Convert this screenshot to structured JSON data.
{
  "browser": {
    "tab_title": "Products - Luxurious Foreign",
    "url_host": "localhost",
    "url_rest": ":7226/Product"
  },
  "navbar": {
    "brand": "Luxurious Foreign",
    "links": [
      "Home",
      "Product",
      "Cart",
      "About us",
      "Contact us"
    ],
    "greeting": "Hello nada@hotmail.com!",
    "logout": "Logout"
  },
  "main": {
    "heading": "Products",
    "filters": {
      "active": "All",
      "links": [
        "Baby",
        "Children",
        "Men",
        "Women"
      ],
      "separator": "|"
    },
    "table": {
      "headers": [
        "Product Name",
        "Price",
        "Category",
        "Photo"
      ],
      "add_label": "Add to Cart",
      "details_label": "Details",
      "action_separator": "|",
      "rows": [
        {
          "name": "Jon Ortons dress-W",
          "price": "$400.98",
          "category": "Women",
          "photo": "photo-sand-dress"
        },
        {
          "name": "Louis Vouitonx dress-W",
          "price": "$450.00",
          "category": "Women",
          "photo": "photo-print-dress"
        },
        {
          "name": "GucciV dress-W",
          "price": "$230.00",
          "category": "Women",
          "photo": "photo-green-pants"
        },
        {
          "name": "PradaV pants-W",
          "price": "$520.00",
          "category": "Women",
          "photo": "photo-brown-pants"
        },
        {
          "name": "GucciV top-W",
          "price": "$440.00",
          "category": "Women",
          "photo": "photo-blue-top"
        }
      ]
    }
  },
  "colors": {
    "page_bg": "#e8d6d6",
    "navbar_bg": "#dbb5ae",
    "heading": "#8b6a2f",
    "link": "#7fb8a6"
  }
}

════════

◆ **Written request**
Copy out all lines that carry the word "Foreign".

◆ **Output for this exercise**
    "tab_title": "Products - Luxurious Foreign",
    "brand": "Luxurious Foreign",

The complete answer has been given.